- Set task -
Return all entries word for word, but drop any images.

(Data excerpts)
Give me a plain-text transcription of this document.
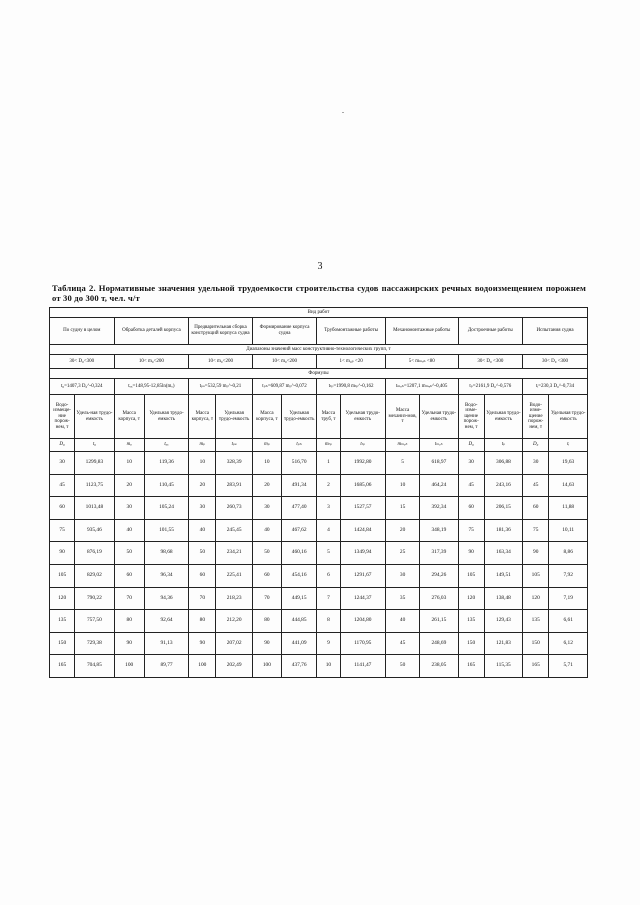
.
3
Таблица 2. Нормативные значения удельной трудоемкости строительства судов пассажирских речных водоизмещением порожнем от 30 до 300 т, чел. ч/т
Вид работ															
По судну в целом		Обработка деталей корпуса		Предварительная сборка конструкций корпуса судна		Формирование корпуса судна		Трубомонтажные работы		Механомонтажные работы		Достроечные работы		Испытания судна	
Диапазоны значений масс конструктивно-технологических групп, т															
30< D₀<300		10< m₀<200		10< m₀<200		10< m₀<200		1< m₀ₚ <20		5< mₘₑₕ <80		30< D₀ <300		30< D₀ <300	
Формулы															
t₀=1407,3 D₀^-0,324		tₒₓ=148,95-12,85ln(mₒ)		tₚₛ=532,59 mₚ^-0,21		tₚₕ=609,87 mₚ^-0,072		tₜₚ=1990,8 mₜₚ^-0,162		tₘₑₕ=1207,1 mₘₑₕ^-0,405		tₚ=2161,9 D₀^-0,576		tᵢ=230,3 D₀^-0,734	
Водо-измеще-ние порож-нем, т	Удель-ная трудо-емкость	Масса корпуса, т	Удельная трудо-емкость	Масса корпуса, т	Удельная трудо-емкость	Масса корпуса, т	Удельная трудо-емкость	Масса труб, т	Удельная трудо-емкость	Масса механиз-мов, т	Удельная трудо-емкость	Водо-изме-щение порож-нем, т	Удельная трудо-емкость	Водо-изме-щение порож-нем, т	Удельная трудо-емкость
D₀	t₀	mₒ	tₒₓ	mₚ	tₚₛ	mₚ	tₚₕ	mₜₚ	tₜₚ	mₘₑₕ	tₘₑₕ	D₀	tₚ	D₀	tᵢ
30	1299,83	10	119,36	10	328,39	10	516,70	1	1992,80	5	618,97	30	306,88	30	19,63
45	1123,75	20	110,45	20	283,91	20	491,34	2	1685,06	10	464,24	45	243,16	45	14,63
60	1013,48	30	105,24	30	260,73	30	477,40	3	1527,57	15	392,34	60	206,15	60	11,88
75	935,46	40	101,55	40	245,45	40	467,62	4	1424,84	20	348,19	75	181,36	75	10,11
90	876,19	50	98,68	50	234,21	50	460,16	5	1349,94	25	317,39	90	163,34	90	8,86
105	829,02	60	96,34	60	225,41	60	454,16	6	1291,67	30	294,26	105	149,51	105	7,92
120	790,22	70	94,36	70	218,23	70	449,15	7	1244,37	35	276,03	120	138,48	120	7,19
135	757,50	80	92,64	80	212,20	80	444,85	8	1204,80	40	261,15	135	129,43	135	6,61
150	729,38	90	91,13	90	207,02	90	441,09	9	1170,95	45	248,69	150	121,83	150	6,12
165	704,85	100	89,77	100	202,49	100	437,76	10	1141,47	50	238,05	165	115,35	165	5,71
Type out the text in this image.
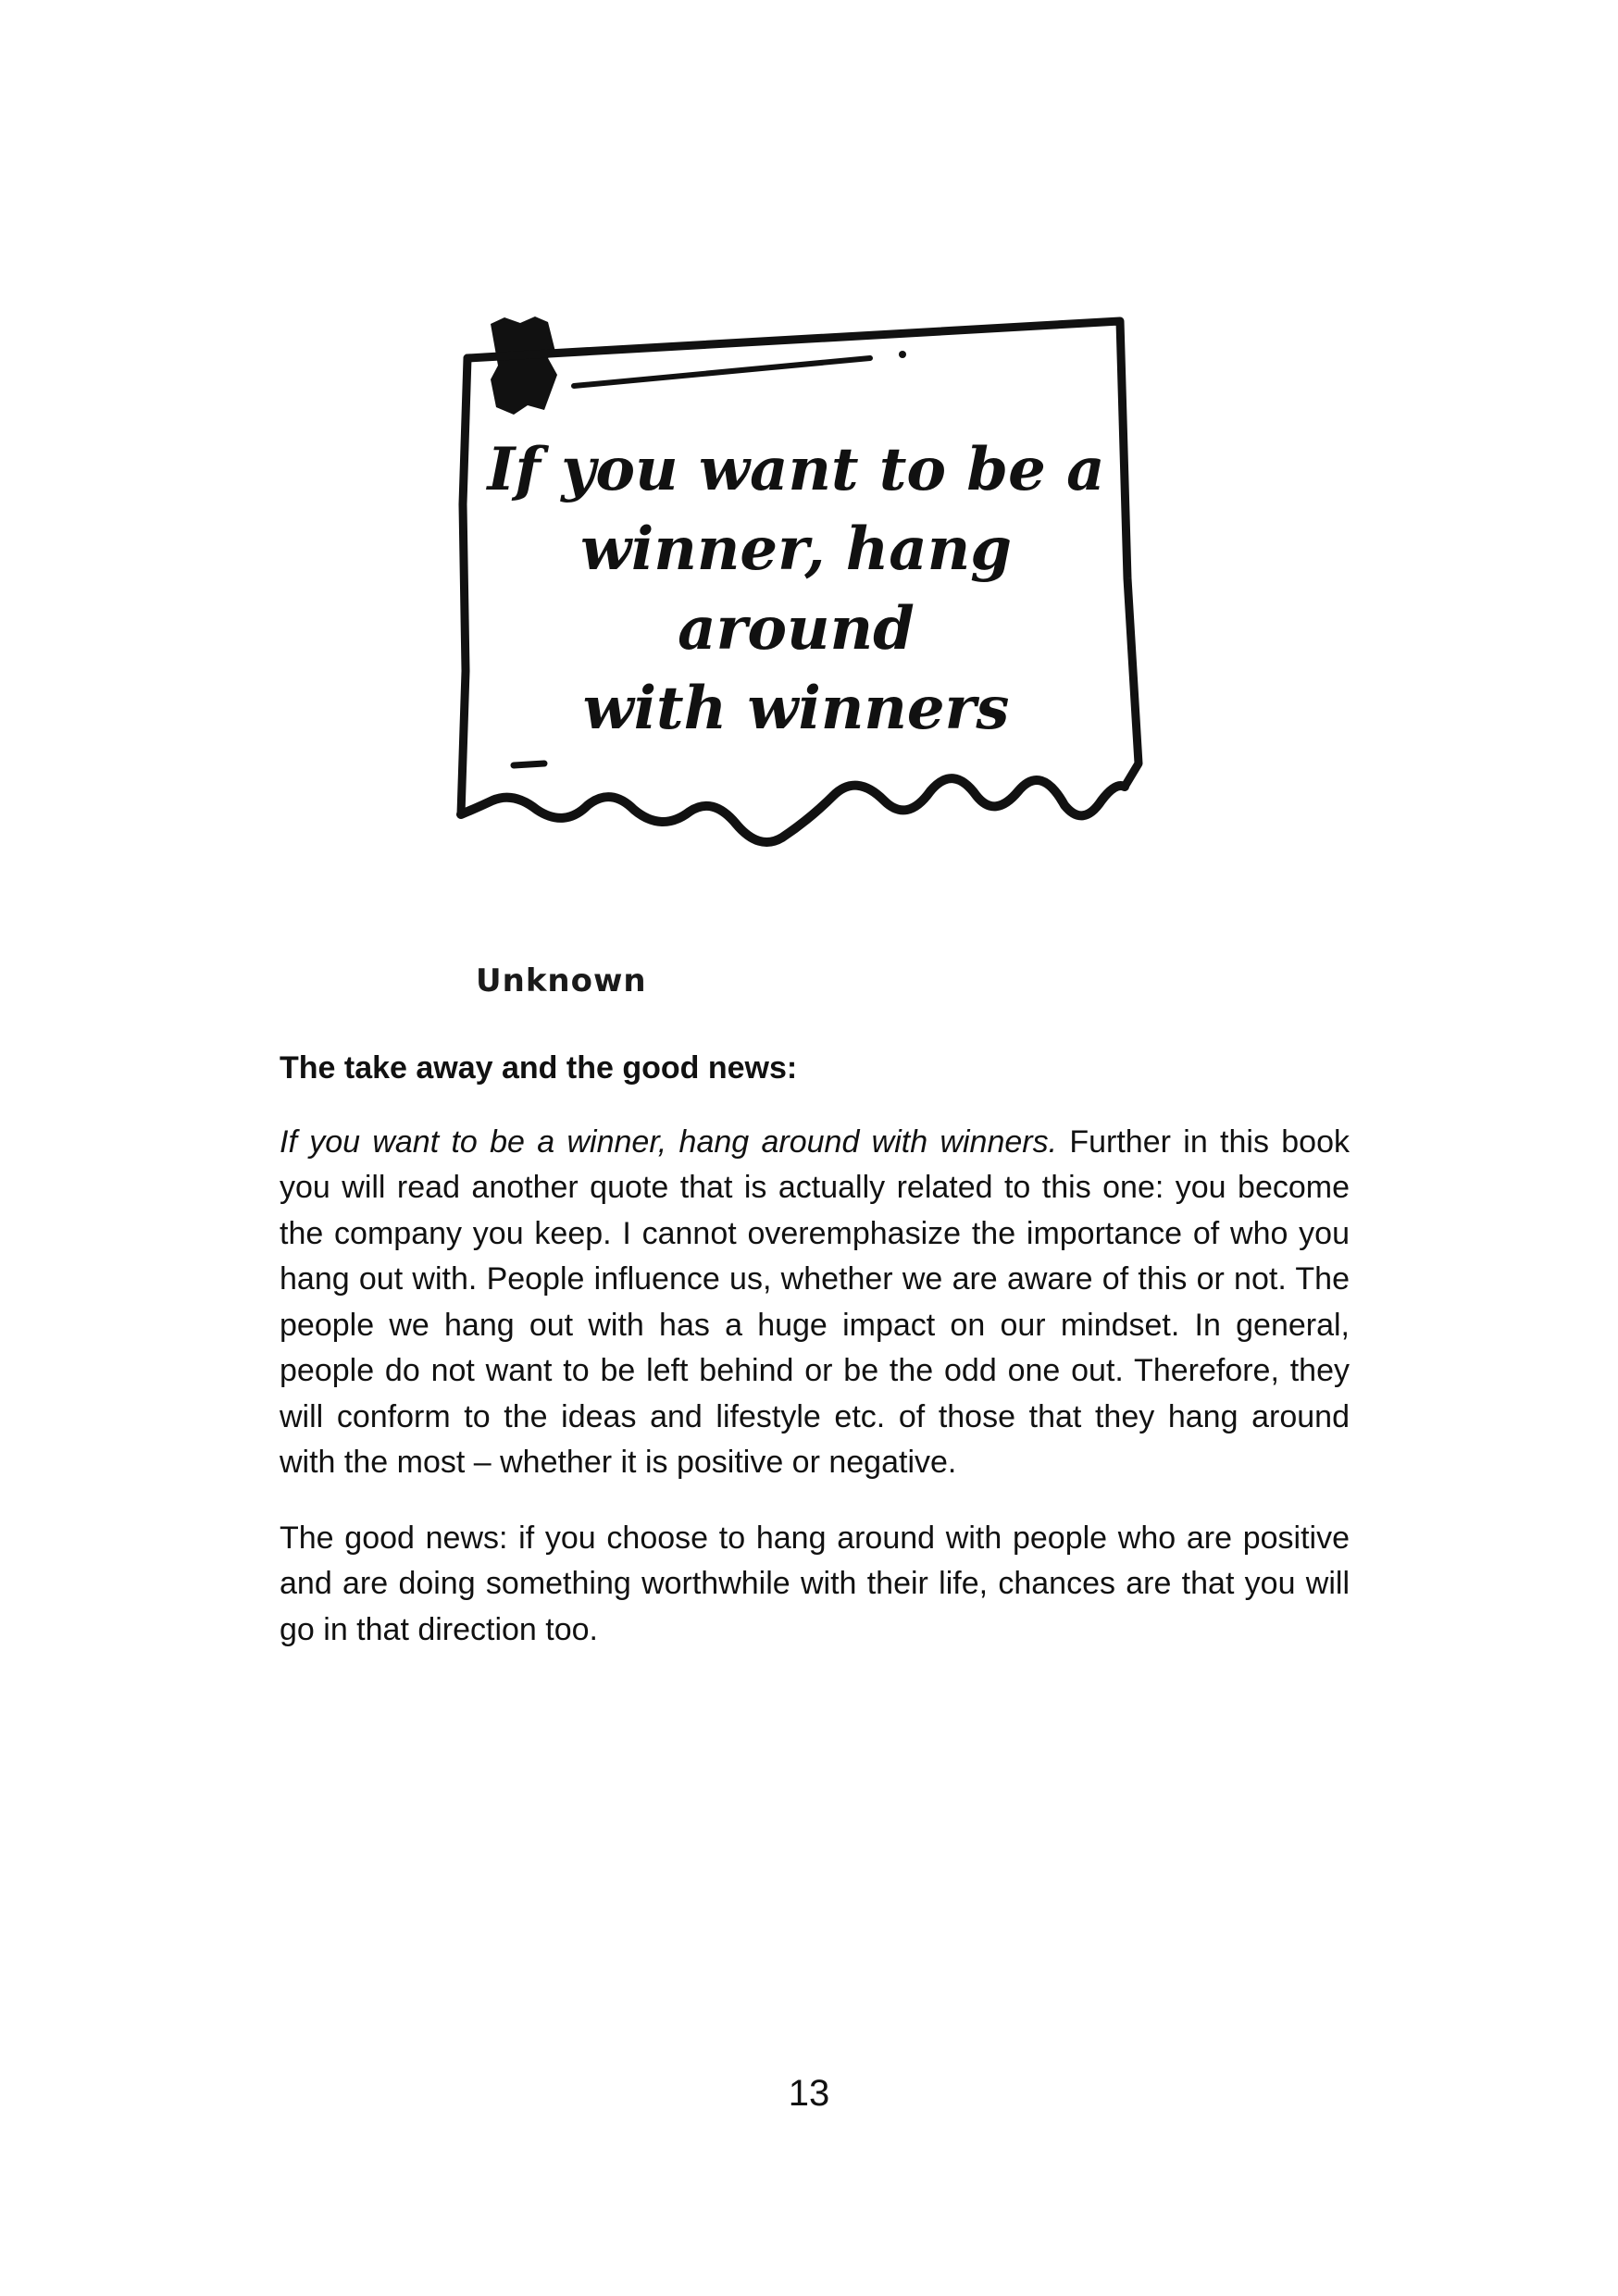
If you want to be a
winner, hang around
with winners
Unknown

The take away and the good news:

If you want to be a winner, hang around with winners. Further in this book you will read another quote that is actually related to this one: you become the company you keep. I cannot overemphasize the importance of who you hang out with. People influence us, whether we are aware of this or not. The people we hang out with has a huge impact on our mindset. In general, people do not want to be left behind or be the odd one out. Therefore, they will conform to the ideas and lifestyle etc. of those that they hang around with the most – whether it is positive or negative.

The good news: if you choose to hang around with people who are positive and are doing something worthwhile with their life, chances are that you will go in that direction too.

13
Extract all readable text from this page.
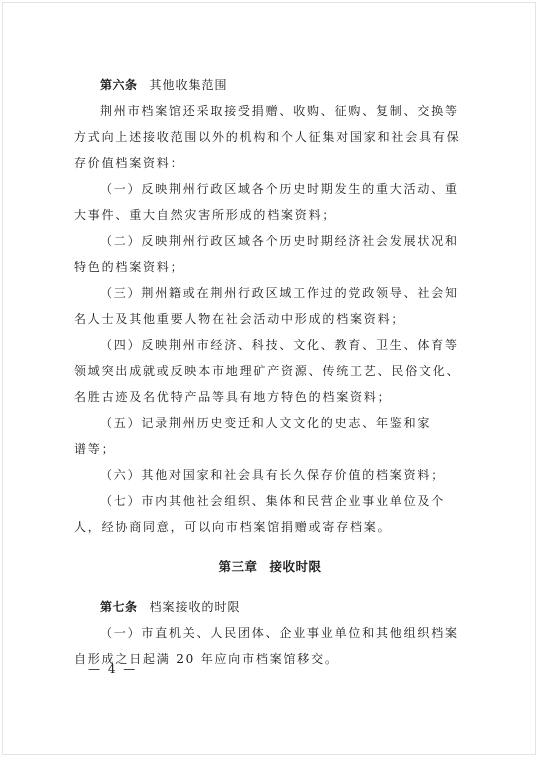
第六条 其他收集范围
荆州市档案馆还采取接受捐赠、收购、征购、复制、交换等
方式向上述接收范围以外的机构和个人征集对国家和社会具有保
存价值档案资料：
（一）反映荆州行政区域各个历史时期发生的重大活动、重
大事件、重大自然灾害所形成的档案资料；
（二）反映荆州行政区域各个历史时期经济社会发展状况和
特色的档案资料；
（三）荆州籍或在荆州行政区域工作过的党政领导、社会知
名人士及其他重要人物在社会活动中形成的档案资料；
（四）反映荆州市经济、科技、文化、教育、卫生、体育等
领域突出成就或反映本市地理矿产资源、传统工艺、民俗文化、
名胜古迹及名优特产品等具有地方特色的档案资料；
（五）记录荆州历史变迁和人文文化的史志、年鉴和家
谱等；
（六）其他对国家和社会具有长久保存价值的档案资料；
（七）市内其他社会组织、集体和民营企业事业单位及个
人，经协商同意，可以向市档案馆捐赠或寄存档案。
第三章 接收时限
第七条 档案接收的时限
（一）市直机关、人民团体、企业事业单位和其他组织档案
自形成之日起满 20 年应向市档案馆移交。
— 4 —
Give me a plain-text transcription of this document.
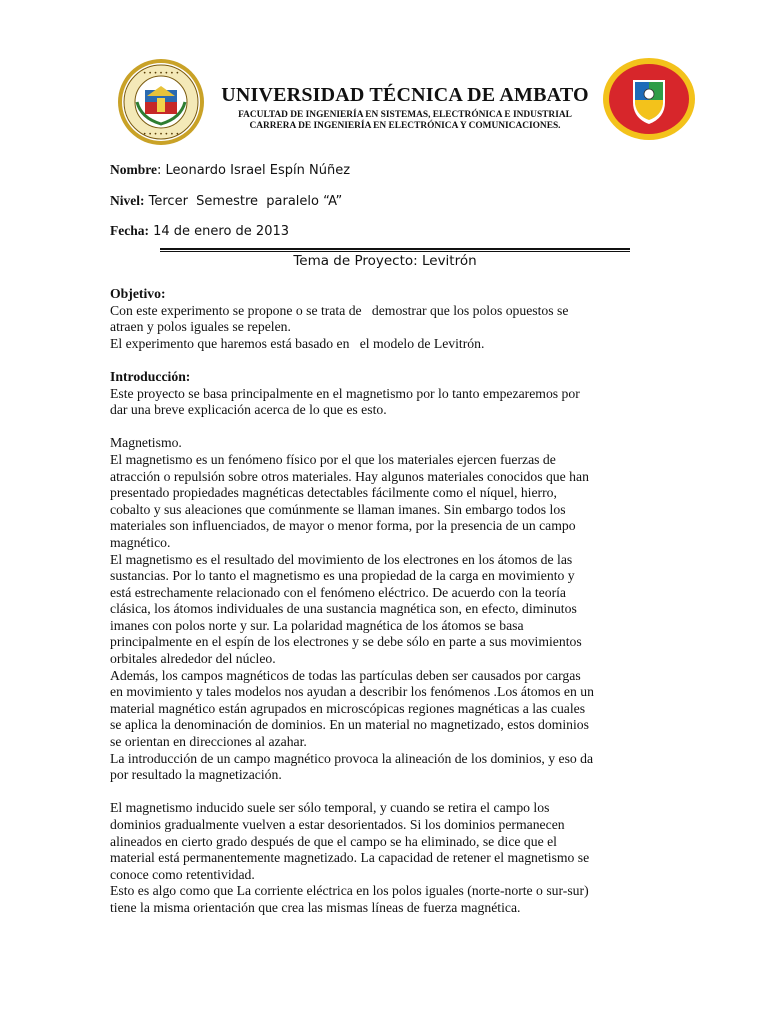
• • • • • • •
• • • • • • •
UNIVERSIDAD TÉCNICA DE AMBATO
FACULTAD DE INGENIERÍA EN SISTEMAS, ELECTRÓNICA E INDUSTRIAL
CARRERA DE INGENIERÍA EN ELECTRÓNICA Y COMUNICACIONES.
Nombre: Leonardo Israel Espín Núñez
Nivel: Tercer  Semestre  paralelo “A”
Fecha: 14 de enero de 2013
Tema de Proyecto: Levitrón

Objetivo:

Con este experimento se propone o se trata de   demostrar que los polos opuestos se

atraen y polos iguales se repelen.

El experimento que haremos está basado en   el modelo de Levitrón.

Introducción:

Este proyecto se basa principalmente en el magnetismo por lo tanto empezaremos por

dar una breve explicación acerca de lo que es esto.

Magnetismo.

El magnetismo es un fenómeno físico por el que los materiales ejercen fuerzas de

atracción o repulsión sobre otros materiales. Hay algunos materiales conocidos que han

presentado propiedades magnéticas detectables fácilmente como el níquel, hierro,

cobalto y sus aleaciones que comúnmente se llaman imanes. Sin embargo todos los

materiales son influenciados, de mayor o menor forma, por la presencia de un campo

magnético.

El magnetismo es el resultado del movimiento de los electrones en los átomos de las

sustancias. Por lo tanto el magnetismo es una propiedad de la carga en movimiento y

está estrechamente relacionado con el fenómeno eléctrico. De acuerdo con la teoría

clásica, los átomos individuales de una sustancia magnética son, en efecto, diminutos

imanes con polos norte y sur. La polaridad magnética de los átomos se basa

principalmente en el espín de los electrones y se debe sólo en parte a sus movimientos

orbitales alrededor del núcleo.

Además, los campos magnéticos de todas las partículas deben ser causados por cargas

en movimiento y tales modelos nos ayudan a describir los fenómenos .Los átomos en un

material magnético están agrupados en microscópicas regiones magnéticas a las cuales

se aplica la denominación de dominios. En un material no magnetizado, estos dominios

se orientan en direcciones al azahar.

La introducción de un campo magnético provoca la alineación de los dominios, y eso da

por resultado la magnetización.

El magnetismo inducido suele ser sólo temporal, y cuando se retira el campo los

dominios gradualmente vuelven a estar desorientados. Si los dominios permanecen

alineados en cierto grado después de que el campo se ha eliminado, se dice que el

material está permanentemente magnetizado. La capacidad de retener el magnetismo se

conoce como retentividad.

Esto es algo como que La corriente eléctrica en los polos iguales (norte-norte o sur-sur)

tiene la misma orientación que crea las mismas líneas de fuerza magnética.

- Response -
Give me a plain-text transcription of this document.
.
3
Таблица 2. Нормативные значения удельной трудоемкости строительства судов пассажирских речных водоизмещением порожнем от 30 до 300 т, чел. ч/т
Вид работ															
По судну в целом		Обработка деталей корпуса		Предварительная сборка конструкций корпуса судна		Формирование корпуса судна		Трубомонтажные работы		Механомонтажные работы		Достроечные работы		Испытания судна	
Диапазоны значений масс конструктивно-технологических групп, т															
30< D₀<300		10< m₀<200		10< m₀<200		10< m₀<200		1< m₀ₚ <20		5< mₘₑₕ <80		30< D₀ <300		30< D₀ <300	
Формулы															
t₀=1407,3 D₀^-0,324		tₒₓ=148,95-12,85ln(mₒ)		tₚₛ=532,59 mₚ^-0,21		tₚₕ=609,87 mₚ^-0,072		tₜₚ=1990,8 mₜₚ^-0,162		tₘₑₕ=1207,1 mₘₑₕ^-0,405		tₚ=2161,9 D₀^-0,576		tᵢ=230,3 D₀^-0,734	
Водо-измеще-ние порож-нем, т	Удель-ная трудо-емкость	Масса корпуса, т	Удельная трудо-емкость	Масса корпуса, т	Удельная трудо-емкость	Масса корпуса, т	Удельная трудо-емкость	Масса труб, т	Удельная трудо-емкость	Масса механиз-мов, т	Удельная трудо-емкость	Водо-изме-щение порож-нем, т	Удельная трудо-емкость	Водо-изме-щение порож-нем, т	Удельная трудо-емкость
D₀	t₀	mₒ	tₒₓ	mₚ	tₚₛ	mₚ	tₚₕ	mₜₚ	tₜₚ	mₘₑₕ	tₘₑₕ	D₀	tₚ	D₀	tᵢ
30	1299,83	10	119,36	10	328,39	10	516,70	1	1992,80	5	618,97	30	306,88	30	19,63
45	1123,75	20	110,45	20	283,91	20	491,34	2	1685,06	10	464,24	45	243,16	45	14,63
60	1013,48	30	105,24	30	260,73	30	477,40	3	1527,57	15	392,34	60	206,15	60	11,88
75	935,46	40	101,55	40	245,45	40	467,62	4	1424,84	20	348,19	75	181,36	75	10,11
90	876,19	50	98,68	50	234,21	50	460,16	5	1349,94	25	317,39	90	163,34	90	8,86
105	829,02	60	96,34	60	225,41	60	454,16	6	1291,67	30	294,26	105	149,51	105	7,92
120	790,22	70	94,36	70	218,23	70	449,15	7	1244,37	35	276,03	120	138,48	120	7,19
135	757,50	80	92,64	80	212,20	80	444,85	8	1204,80	40	261,15	135	129,43	135	6,61
150	729,38	90	91,13	90	207,02	90	441,09	9	1170,95	45	248,69	150	121,83	150	6,12
165	704,85	100	89,77	100	202,49	100	437,76	10	1141,47	50	238,05	165	115,35	165	5,71
Type out the text in this image.
If you want to be a
winner, hang around
with winners
Unknown

The take away and the good news:

If you want to be a winner, hang around with winners. Further in this book you will read another quote that is actually related to this one: you become the company you keep. I cannot overemphasize the importance of who you hang out with. People influence us, whether we are aware of this or not. The people we hang out with has a huge impact on our mindset. In general, people do not want to be left behind or be the odd one out. Therefore, they will conform to the ideas and lifestyle etc. of those that they hang around with the most – whether it is positive or negative.

The good news: if you choose to hang around with people who are positive and are doing something worthwhile with their life, chances are that you will go in that direction too.

13
Extract all readable text from this page.
第六条 其他收集范围
荆州市档案馆还采取接受捐赠、收购、征购、复制、交换等
方式向上述接收范围以外的机构和个人征集对国家和社会具有保
存价值档案资料：
（一）反映荆州行政区域各个历史时期发生的重大活动、重
大事件、重大自然灾害所形成的档案资料；
（二）反映荆州行政区域各个历史时期经济社会发展状况和
特色的档案资料；
（三）荆州籍或在荆州行政区域工作过的党政领导、社会知
名人士及其他重要人物在社会活动中形成的档案资料；
（四）反映荆州市经济、科技、文化、教育、卫生、体育等
领域突出成就或反映本市地理矿产资源、传统工艺、民俗文化、
名胜古迹及名优特产品等具有地方特色的档案资料；
（五）记录荆州历史变迁和人文文化的史志、年鉴和家
谱等；
（六）其他对国家和社会具有长久保存价值的档案资料；
（七）市内其他社会组织、集体和民营企业事业单位及个
人，经协商同意，可以向市档案馆捐赠或寄存档案。
第三章 接收时限
第七条 档案接收的时限
（一）市直机关、人民团体、企业事业单位和其他组织档案
自形成之日起满 20 年应向市档案馆移交。
— 4 —
Give me a plain-text transcription of this document.
• • • • • • •
• • • • • • •
UNIVERSIDAD TÉCNICA DE AMBATO
FACULTAD DE INGENIERÍA EN SISTEMAS, ELECTRÓNICA E INDUSTRIAL
CARRERA DE INGENIERÍA EN ELECTRÓNICA Y COMUNICACIONES.
Nombre: Leonardo Israel Espín Núñez
Nivel: Tercer  Semestre  paralelo “A”
Fecha: 14 de enero de 2013
Tema de Proyecto: Levitrón

Objetivo:

Con este experimento se propone o se trata de   demostrar que los polos opuestos se

atraen y polos iguales se repelen.

El experimento que haremos está basado en   el modelo de Levitrón.

Introducción:

Este proyecto se basa principalmente en el magnetismo por lo tanto empezaremos por

dar una breve explicación acerca de lo que es esto.

Magnetismo.

El magnetismo es un fenómeno físico por el que los materiales ejercen fuerzas de

atracción o repulsión sobre otros materiales. Hay algunos materiales conocidos que han

presentado propiedades magnéticas detectables fácilmente como el níquel, hierro,

cobalto y sus aleaciones que comúnmente se llaman imanes. Sin embargo todos los

materiales son influenciados, de mayor o menor forma, por la presencia de un campo

magnético.

El magnetismo es el resultado del movimiento de los electrones en los átomos de las

sustancias. Por lo tanto el magnetismo es una propiedad de la carga en movimiento y

está estrechamente relacionado con el fenómeno eléctrico. De acuerdo con la teoría

clásica, los átomos individuales de una sustancia magnética son, en efecto, diminutos

imanes con polos norte y sur. La polaridad magnética de los átomos se basa

principalmente en el espín de los electrones y se debe sólo en parte a sus movimientos

orbitales alrededor del núcleo.

Además, los campos magnéticos de todas las partículas deben ser causados por cargas

en movimiento y tales modelos nos ayudan a describir los fenómenos .Los átomos en un

material magnético están agrupados en microscópicas regiones magnéticas a las cuales

se aplica la denominación de dominios. En un material no magnetizado, estos dominios

se orientan en direcciones al azahar.

La introducción de un campo magnético provoca la alineación de los dominios, y eso da

por resultado la magnetización.

El magnetismo inducido suele ser sólo temporal, y cuando se retira el campo los

dominios gradualmente vuelven a estar desorientados. Si los dominios permanecen

alineados en cierto grado después de que el campo se ha eliminado, se dice que el

material está permanentemente magnetizado. La capacidad de retener el magnetismo se

conoce como retentividad.

Esto es algo como que La corriente eléctrica en los polos iguales (norte-norte o sur-sur)

tiene la misma orientación que crea las mismas líneas de fuerza magnética.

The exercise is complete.